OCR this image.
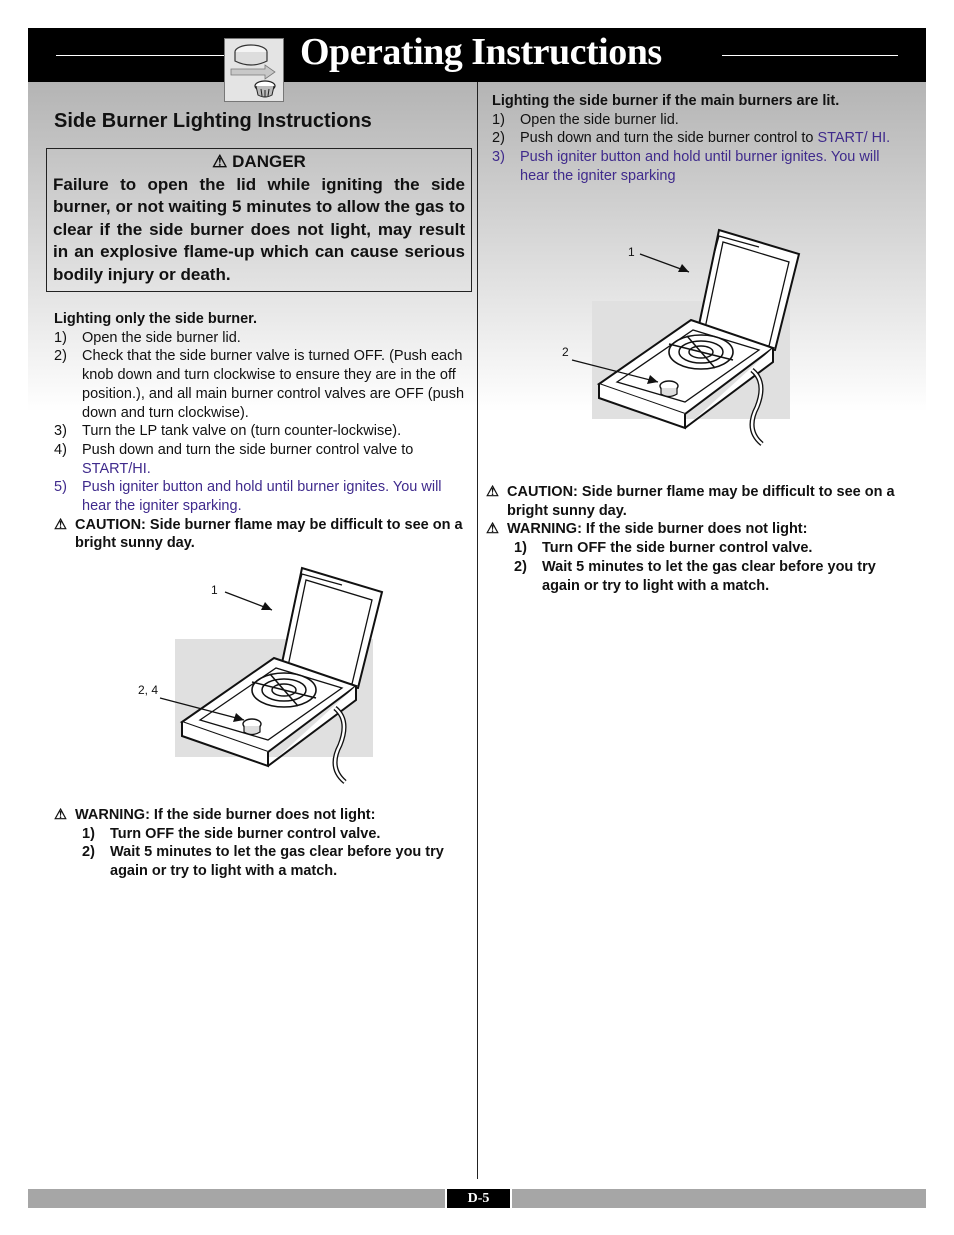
Operating Instructions
Side Burner Lighting Instructions
⚠ DANGER
Failure to open the lid while igniting the side burner, or not waiting 5 minutes to allow the gas to clear if the side burner does not light, may result in an explosive flame-up which can cause serious bodily injury or death.
Lighting only the side burner.
1) Open the side burner lid.
2) Check that the side burner valve is turned OFF. (Push each knob down and turn clockwise to ensure they are in the off position.), and all main burner control valves are OFF (push down and turn clockwise).
3) Turn the LP tank valve on (turn counter-lockwise).
4) Push down and turn the side burner control valve to START/HI.
5) Push igniter button and hold until burner ignites. You will hear the igniter sparking.
⚠ CAUTION: Side burner flame may be difficult to see on a bright sunny day.
1
2, 4
⚠ WARNING: If the side burner does not light:
1) Turn OFF the side burner control valve.
2) Wait 5 minutes to let the gas clear before you try again or try to light with a match.
Lighting the side burner if the main burners are lit.
1) Open the side burner lid.
2) Push down and turn the side burner control to START/ HI.
3) Push igniter button and hold until burner ignites. You will hear the igniter sparking
1
2
⚠ CAUTION: Side burner flame may be difficult to see on a bright sunny day.
⚠ WARNING: If the side burner does not light:
1) Turn OFF the side burner control valve.
2) Wait 5 minutes to let the gas clear before you try again or try to light with a match.
D-5
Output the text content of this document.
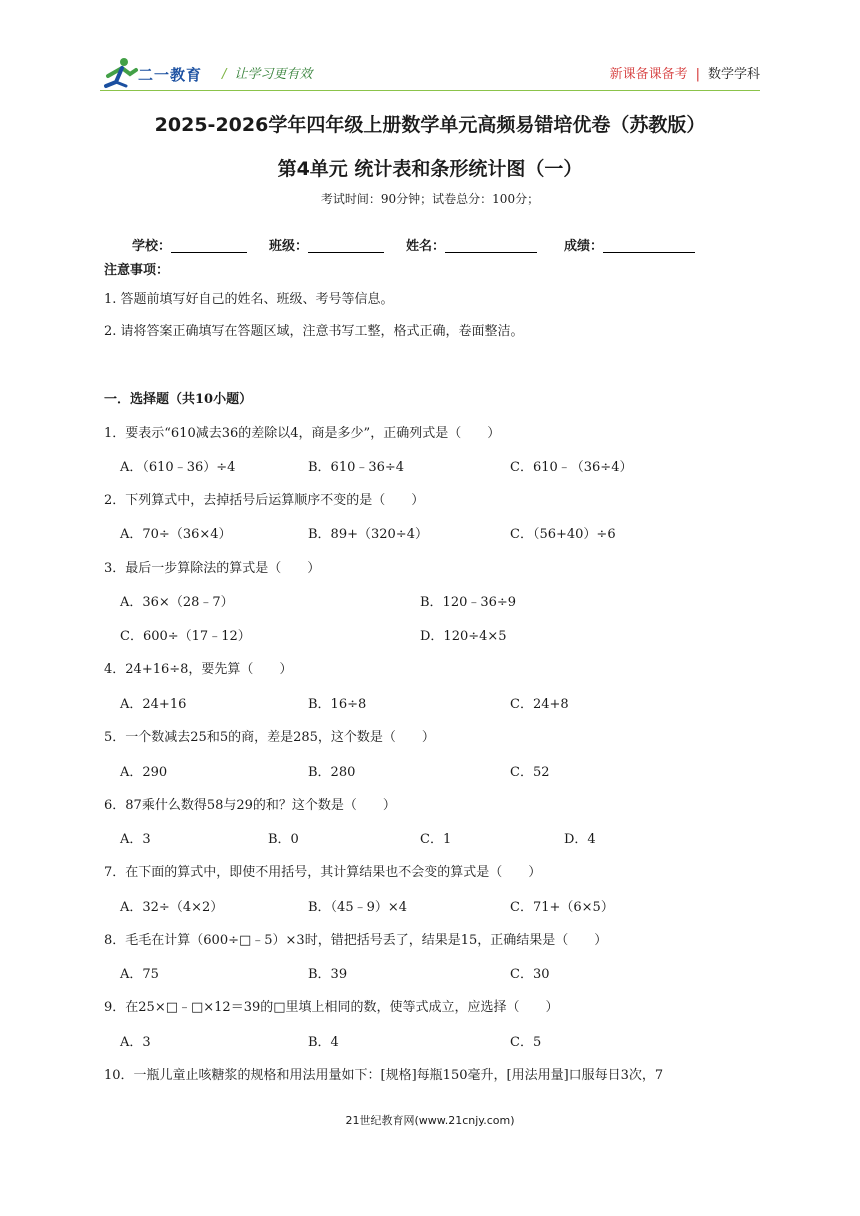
二一教育 / 让学习更有效	新课备课备考 | 数学学科
2025-2026学年四年级上册数学单元高频易错培优卷（苏教版）
第4单元 统计表和条形统计图（一）
考试时间：90分钟；试卷总分：100分；
学校：	班级：	姓名：	成绩：
注意事项：
1. 答题前填写好自己的姓名、班级、考号等信息。
2. 请将答案正确填写在答题区域，注意书写工整，格式正确，卷面整洁。
一．选择题（共10小题）
1．要表示“610减去36的差除以4，商是多少”，正确列式是（　　）
A．（610﹣36）÷4	B．610﹣36÷4	C．610﹣（36÷4）
2．下列算式中，去掉括号后运算顺序不变的是（　　）
A．70÷（36×4）	B．89+（320÷4）	C．（56+40）÷6
3．最后一步算除法的算式是（　　）
A．36×（28﹣7）	B．120﹣36÷9
C．600÷（17﹣12）	D．120÷4×5
4．24+16÷8，要先算（　　）
A．24+16	B．16÷8	C．24+8
5．一个数减去25和5的商，差是285，这个数是（　　）
A．290	B．280	C．52
6．87乘什么数得58与29的和？这个数是（　　）
A．3	B．0	C．1	D．4
7．在下面的算式中，即使不用括号，其计算结果也不会变的算式是（　　）
A．32÷（4×2）	B．（45﹣9）×4	C．71+（6×5）
8．毛毛在计算（600÷□﹣5）×3时，错把括号丢了，结果是15，正确结果是（　　）
A．75	B．39	C．30
9．在25×□﹣□×12＝39的□里填上相同的数，使等式成立，应选择（　　）
A．3	B．4	C．5
10．一瓶儿童止咳糖浆的规格和用法用量如下：[规格]每瓶150毫升，[用法用量]口服每日3次，7
21世纪教育网(www.21cnjy.com)
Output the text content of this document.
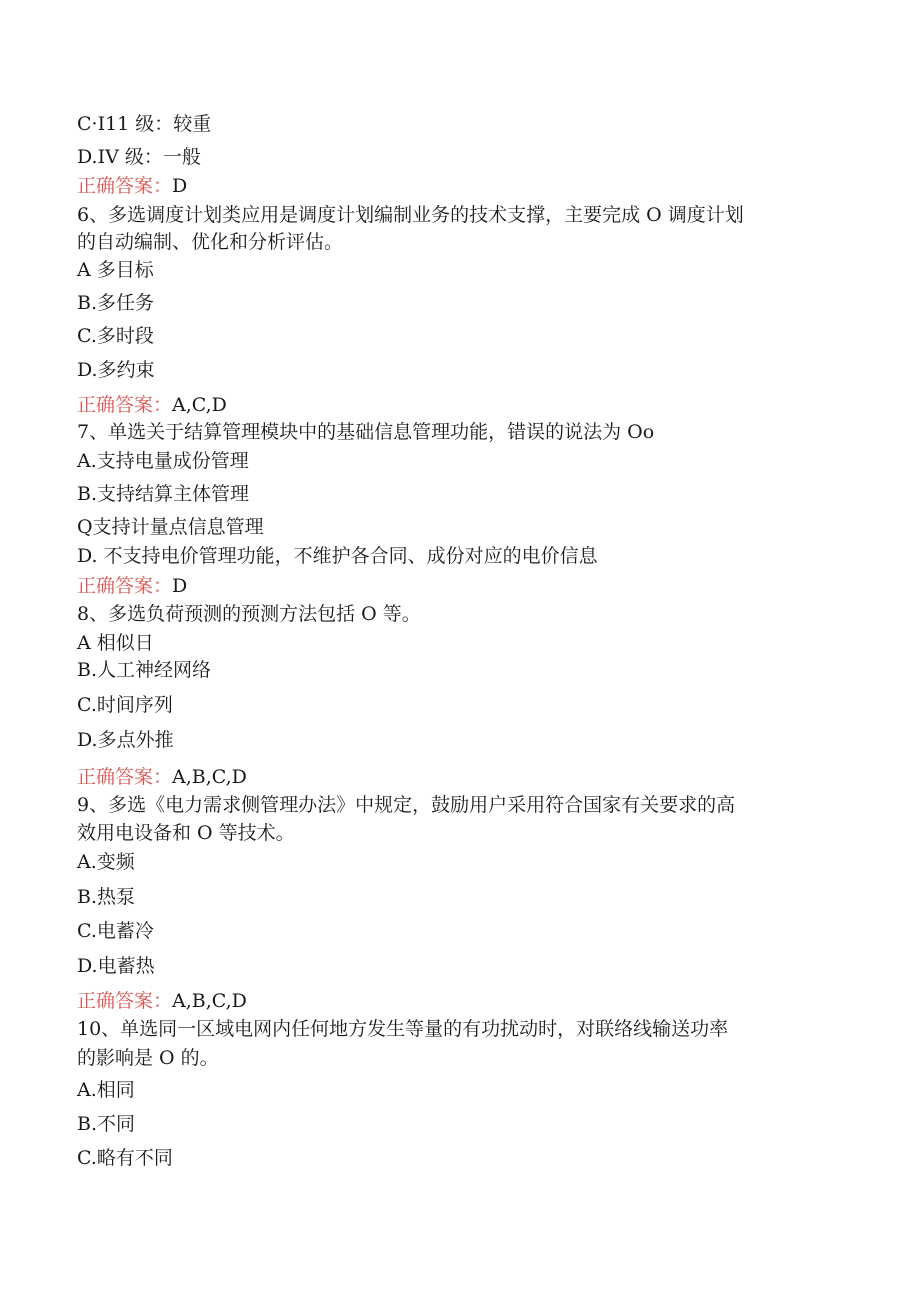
C·I11 级：较重
D.IV 级：一般
正确答案：D
6、多选调度计划类应用是调度计划编制业务的技术支撑，主要完成 O 调度计划
的自动编制、优化和分析评估。
A 多目标
B.多任务
C.多时段
D.多约束
正确答案：A,C,D
7、单选关于结算管理模块中的基础信息管理功能，错误的说法为 Oo
A.支持电量成份管理
B.支持结算主体管理
Q支持计量点信息管理
D. 不支持电价管理功能，不维护各合同、成份对应的电价信息
正确答案：D
8、多选负荷预测的预测方法包括 O 等。
A 相似日
B.人工神经网络
C.时间序列
D.多点外推
正确答案：A,B,C,D
9、多选《电力需求侧管理办法》中规定，鼓励用户采用符合国家有关要求的高
效用电设备和 O 等技术。
A.变频
B.热泵
C.电蓄冷
D.电蓄热
正确答案：A,B,C,D
10、单选同一区域电网内任何地方发生等量的有功扰动时，对联络线输送功率
的影响是 O 的。
A.相同
B.不同
C.略有不同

***

▶ **WHAT YOU ARE ASKED TO DO**:
Repeat the records above exactly, omitting every picture.

▶ **FULL SOLUTION**:
OCR this image.
Operating Instructions
Side Burner Lighting Instructions
⚠ DANGER
Failure to open the lid while igniting the side burner, or not waiting 5 minutes to allow the gas to clear if the side burner does not light, may result in an explosive flame-up which can cause serious bodily injury or death.
Lighting only the side burner.
1) Open the side burner lid.
2) Check that the side burner valve is turned OFF. (Push each knob down and turn clockwise to ensure they are in the off position.), and all main burner control valves are OFF (push down and turn clockwise).
3) Turn the LP tank valve on (turn counter-lockwise).
4) Push down and turn the side burner control valve to START/HI.
5) Push igniter button and hold until burner ignites. You will hear the igniter sparking.
⚠ CAUTION: Side burner flame may be difficult to see on a bright sunny day.
1
2, 4
⚠ WARNING: If the side burner does not light:
1) Turn OFF the side burner control valve.
2) Wait 5 minutes to let the gas clear before you try again or try to light with a match.
Lighting the side burner if the main burners are lit.
1) Open the side burner lid.
2) Push down and turn the side burner control to START/ HI.
3) Push igniter button and hold until burner ignites. You will hear the igniter sparking
1
2
⚠ CAUTION: Side burner flame may be difficult to see on a bright sunny day.
⚠ WARNING: If the side burner does not light:
1) Turn OFF the side burner control valve.
2) Wait 5 minutes to let the gas clear before you try again or try to light with a match.
D-5
Output the text content of this document.
二一教育 / 让学习更有效	新课备课备考 | 数学学科
2025-2026学年四年级上册数学单元高频易错培优卷（苏教版）
第4单元 统计表和条形统计图（一）
考试时间：90分钟；试卷总分：100分；
学校：	班级：	姓名：	成绩：
注意事项：
1. 答题前填写好自己的姓名、班级、考号等信息。
2. 请将答案正确填写在答题区域，注意书写工整，格式正确，卷面整洁。
一．选择题（共10小题）
1．要表示“610减去36的差除以4，商是多少”，正确列式是（　　）
A．（610﹣36）÷4	B．610﹣36÷4	C．610﹣（36÷4）
2．下列算式中，去掉括号后运算顺序不变的是（　　）
A．70÷（36×4）	B．89+（320÷4）	C．（56+40）÷6
3．最后一步算除法的算式是（　　）
A．36×（28﹣7）	B．120﹣36÷9
C．600÷（17﹣12）	D．120÷4×5
4．24+16÷8，要先算（　　）
A．24+16	B．16÷8	C．24+8
5．一个数减去25和5的商，差是285，这个数是（　　）
A．290	B．280	C．52
6．87乘什么数得58与29的和？这个数是（　　）
A．3	B．0	C．1	D．4
7．在下面的算式中，即使不用括号，其计算结果也不会变的算式是（　　）
A．32÷（4×2）	B．（45﹣9）×4	C．71+（6×5）
8．毛毛在计算（600÷□﹣5）×3时，错把括号丢了，结果是15，正确结果是（　　）
A．75	B．39	C．30
9．在25×□﹣□×12＝39的□里填上相同的数，使等式成立，应选择（　　）
A．3	B．4	C．5
10．一瓶儿童止咳糖浆的规格和用法用量如下：[规格]每瓶150毫升，[用法用量]口服每日3次，7
21世纪教育网(www.21cnjy.com)
Output the text content of this document.
C·I11 级：较重
D.IV 级：一般
正确答案：D
6、多选调度计划类应用是调度计划编制业务的技术支撑，主要完成 O 调度计划
的自动编制、优化和分析评估。
A 多目标
B.多任务
C.多时段
D.多约束
正确答案：A,C,D
7、单选关于结算管理模块中的基础信息管理功能，错误的说法为 Oo
A.支持电量成份管理
B.支持结算主体管理
Q支持计量点信息管理
D. 不支持电价管理功能，不维护各合同、成份对应的电价信息
正确答案：D
8、多选负荷预测的预测方法包括 O 等。
A 相似日
B.人工神经网络
C.时间序列
D.多点外推
正确答案：A,B,C,D
9、多选《电力需求侧管理办法》中规定，鼓励用户采用符合国家有关要求的高
效用电设备和 O 等技术。
A.变频
B.热泵
C.电蓄冷
D.电蓄热
正确答案：A,B,C,D
10、单选同一区域电网内任何地方发生等量的有功扰动时，对联络线输送功率
的影响是 O 的。
A.相同
B.不同
C.略有不同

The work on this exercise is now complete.